### [Your goal]
Locate all lines in the data below that hold "statutory" and show them.

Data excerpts

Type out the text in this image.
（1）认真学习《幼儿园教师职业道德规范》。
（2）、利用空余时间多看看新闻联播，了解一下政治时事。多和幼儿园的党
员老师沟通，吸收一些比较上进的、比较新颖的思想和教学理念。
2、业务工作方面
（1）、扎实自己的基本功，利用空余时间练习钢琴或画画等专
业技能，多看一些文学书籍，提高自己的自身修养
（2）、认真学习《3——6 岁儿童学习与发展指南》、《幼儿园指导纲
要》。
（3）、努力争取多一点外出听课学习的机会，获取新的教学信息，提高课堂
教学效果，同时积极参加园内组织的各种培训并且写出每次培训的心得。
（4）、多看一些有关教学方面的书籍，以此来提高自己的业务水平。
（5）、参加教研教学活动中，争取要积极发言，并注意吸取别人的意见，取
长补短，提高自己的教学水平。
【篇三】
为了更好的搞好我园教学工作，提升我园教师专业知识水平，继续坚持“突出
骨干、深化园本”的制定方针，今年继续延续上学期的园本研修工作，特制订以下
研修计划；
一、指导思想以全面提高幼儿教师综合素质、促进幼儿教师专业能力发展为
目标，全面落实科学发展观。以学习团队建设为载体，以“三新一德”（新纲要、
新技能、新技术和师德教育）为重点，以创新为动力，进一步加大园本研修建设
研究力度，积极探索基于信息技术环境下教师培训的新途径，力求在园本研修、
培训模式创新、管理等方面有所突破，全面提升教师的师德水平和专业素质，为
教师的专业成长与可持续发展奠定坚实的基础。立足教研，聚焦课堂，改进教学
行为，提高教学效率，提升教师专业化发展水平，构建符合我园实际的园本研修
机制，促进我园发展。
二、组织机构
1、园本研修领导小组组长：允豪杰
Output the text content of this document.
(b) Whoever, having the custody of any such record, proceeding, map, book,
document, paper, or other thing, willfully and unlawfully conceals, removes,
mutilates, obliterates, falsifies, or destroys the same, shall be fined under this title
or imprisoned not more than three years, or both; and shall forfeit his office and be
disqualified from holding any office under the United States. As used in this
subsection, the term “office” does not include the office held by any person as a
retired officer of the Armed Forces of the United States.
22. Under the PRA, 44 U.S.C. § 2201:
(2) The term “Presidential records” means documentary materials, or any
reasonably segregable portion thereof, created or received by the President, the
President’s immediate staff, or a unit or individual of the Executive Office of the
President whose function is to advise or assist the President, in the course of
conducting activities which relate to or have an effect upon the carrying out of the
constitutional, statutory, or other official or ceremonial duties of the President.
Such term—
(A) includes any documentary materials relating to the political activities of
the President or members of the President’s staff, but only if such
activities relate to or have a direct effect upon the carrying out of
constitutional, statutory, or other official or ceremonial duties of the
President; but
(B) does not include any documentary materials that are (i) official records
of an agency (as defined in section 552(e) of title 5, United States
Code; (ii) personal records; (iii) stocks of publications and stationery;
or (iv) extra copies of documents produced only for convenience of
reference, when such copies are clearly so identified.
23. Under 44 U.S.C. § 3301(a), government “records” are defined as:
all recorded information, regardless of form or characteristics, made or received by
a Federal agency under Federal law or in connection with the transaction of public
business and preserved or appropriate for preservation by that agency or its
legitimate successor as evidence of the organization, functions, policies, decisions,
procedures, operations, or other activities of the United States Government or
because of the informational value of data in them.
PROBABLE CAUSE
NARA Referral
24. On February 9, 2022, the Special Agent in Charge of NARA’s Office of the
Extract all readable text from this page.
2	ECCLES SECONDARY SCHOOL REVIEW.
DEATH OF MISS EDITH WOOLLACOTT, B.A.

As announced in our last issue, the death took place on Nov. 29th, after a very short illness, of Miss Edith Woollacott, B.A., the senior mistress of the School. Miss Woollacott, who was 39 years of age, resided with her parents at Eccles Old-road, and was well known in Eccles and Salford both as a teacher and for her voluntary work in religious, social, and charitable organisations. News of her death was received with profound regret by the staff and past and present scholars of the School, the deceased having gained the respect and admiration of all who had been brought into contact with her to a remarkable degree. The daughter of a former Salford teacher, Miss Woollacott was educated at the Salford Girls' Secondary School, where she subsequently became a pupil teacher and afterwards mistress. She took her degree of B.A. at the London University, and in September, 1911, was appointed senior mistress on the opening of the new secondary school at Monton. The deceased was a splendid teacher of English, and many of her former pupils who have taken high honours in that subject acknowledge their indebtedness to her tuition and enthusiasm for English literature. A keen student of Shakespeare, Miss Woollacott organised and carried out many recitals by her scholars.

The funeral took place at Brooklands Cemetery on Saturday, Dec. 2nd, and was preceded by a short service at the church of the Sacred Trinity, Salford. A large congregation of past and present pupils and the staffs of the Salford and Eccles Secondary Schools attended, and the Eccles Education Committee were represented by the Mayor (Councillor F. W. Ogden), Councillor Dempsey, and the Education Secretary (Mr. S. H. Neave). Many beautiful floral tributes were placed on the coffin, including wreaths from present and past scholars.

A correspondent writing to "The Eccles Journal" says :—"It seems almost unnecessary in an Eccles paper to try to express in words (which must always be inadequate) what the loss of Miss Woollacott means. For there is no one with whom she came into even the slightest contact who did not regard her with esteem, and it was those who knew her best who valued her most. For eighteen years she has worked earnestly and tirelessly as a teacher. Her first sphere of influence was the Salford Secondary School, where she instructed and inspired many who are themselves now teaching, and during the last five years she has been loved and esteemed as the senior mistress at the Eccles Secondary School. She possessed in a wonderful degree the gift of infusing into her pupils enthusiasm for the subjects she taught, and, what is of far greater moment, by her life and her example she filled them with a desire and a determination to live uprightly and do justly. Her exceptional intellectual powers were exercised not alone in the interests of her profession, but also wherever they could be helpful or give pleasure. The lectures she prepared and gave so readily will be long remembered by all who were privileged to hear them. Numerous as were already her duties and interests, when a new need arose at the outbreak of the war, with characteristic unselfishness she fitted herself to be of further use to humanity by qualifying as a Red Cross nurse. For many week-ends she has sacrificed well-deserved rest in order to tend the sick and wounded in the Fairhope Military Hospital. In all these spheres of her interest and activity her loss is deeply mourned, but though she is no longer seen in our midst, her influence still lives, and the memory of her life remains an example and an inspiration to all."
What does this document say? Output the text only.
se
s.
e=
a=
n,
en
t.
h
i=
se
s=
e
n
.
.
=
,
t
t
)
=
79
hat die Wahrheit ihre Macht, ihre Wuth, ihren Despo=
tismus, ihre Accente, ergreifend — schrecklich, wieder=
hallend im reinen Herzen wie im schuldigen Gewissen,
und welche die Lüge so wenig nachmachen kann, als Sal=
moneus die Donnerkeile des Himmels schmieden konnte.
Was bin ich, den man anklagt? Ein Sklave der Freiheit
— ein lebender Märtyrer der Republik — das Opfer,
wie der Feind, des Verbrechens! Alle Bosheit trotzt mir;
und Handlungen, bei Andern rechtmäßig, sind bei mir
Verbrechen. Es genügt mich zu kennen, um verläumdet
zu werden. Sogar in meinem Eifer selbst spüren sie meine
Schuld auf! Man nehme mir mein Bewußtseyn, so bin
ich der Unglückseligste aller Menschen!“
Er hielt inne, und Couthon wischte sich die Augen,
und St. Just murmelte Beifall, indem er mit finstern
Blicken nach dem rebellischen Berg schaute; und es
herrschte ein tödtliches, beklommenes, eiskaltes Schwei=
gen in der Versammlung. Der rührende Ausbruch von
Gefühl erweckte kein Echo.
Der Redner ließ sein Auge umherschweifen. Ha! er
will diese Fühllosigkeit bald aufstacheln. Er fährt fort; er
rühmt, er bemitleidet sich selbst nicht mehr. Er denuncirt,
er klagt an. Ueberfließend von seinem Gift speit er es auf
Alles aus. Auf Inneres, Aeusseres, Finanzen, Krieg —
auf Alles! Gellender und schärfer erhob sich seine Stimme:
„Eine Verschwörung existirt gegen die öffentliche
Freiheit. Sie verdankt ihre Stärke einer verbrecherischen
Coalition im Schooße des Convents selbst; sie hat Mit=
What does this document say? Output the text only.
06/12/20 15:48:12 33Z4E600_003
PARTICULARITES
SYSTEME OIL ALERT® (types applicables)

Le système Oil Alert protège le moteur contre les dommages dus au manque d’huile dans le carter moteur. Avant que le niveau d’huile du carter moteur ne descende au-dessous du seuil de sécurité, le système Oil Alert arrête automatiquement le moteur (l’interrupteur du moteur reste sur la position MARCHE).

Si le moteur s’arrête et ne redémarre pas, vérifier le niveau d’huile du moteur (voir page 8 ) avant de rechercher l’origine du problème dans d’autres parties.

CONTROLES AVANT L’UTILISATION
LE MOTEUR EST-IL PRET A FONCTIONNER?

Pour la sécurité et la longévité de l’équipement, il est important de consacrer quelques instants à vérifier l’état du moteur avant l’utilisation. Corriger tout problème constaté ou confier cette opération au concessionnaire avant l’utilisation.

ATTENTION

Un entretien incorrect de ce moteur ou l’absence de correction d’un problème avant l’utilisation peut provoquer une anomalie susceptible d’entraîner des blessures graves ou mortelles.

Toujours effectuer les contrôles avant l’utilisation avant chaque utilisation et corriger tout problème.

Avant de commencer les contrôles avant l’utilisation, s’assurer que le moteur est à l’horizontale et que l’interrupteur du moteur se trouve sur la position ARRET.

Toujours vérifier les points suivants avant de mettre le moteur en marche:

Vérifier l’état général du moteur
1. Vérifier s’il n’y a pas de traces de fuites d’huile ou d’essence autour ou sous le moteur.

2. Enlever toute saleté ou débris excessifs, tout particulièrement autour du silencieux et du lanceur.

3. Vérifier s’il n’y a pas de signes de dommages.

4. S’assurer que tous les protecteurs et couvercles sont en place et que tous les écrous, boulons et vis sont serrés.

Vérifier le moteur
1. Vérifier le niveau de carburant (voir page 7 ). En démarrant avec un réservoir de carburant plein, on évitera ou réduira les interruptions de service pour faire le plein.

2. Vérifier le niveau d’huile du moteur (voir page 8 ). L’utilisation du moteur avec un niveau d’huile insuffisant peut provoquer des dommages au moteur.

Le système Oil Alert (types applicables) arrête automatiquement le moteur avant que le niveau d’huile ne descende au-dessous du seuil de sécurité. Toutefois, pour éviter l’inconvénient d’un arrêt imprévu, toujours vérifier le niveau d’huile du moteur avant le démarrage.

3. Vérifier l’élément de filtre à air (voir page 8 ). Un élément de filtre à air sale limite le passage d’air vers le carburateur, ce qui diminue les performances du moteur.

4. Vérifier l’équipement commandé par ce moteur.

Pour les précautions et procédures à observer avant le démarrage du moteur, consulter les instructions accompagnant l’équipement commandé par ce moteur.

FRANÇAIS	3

### [Finished answer]
constitutional, statutory, or other official or ceremonial duties of the President.
constitutional, statutory, or other official or ceremonial duties of the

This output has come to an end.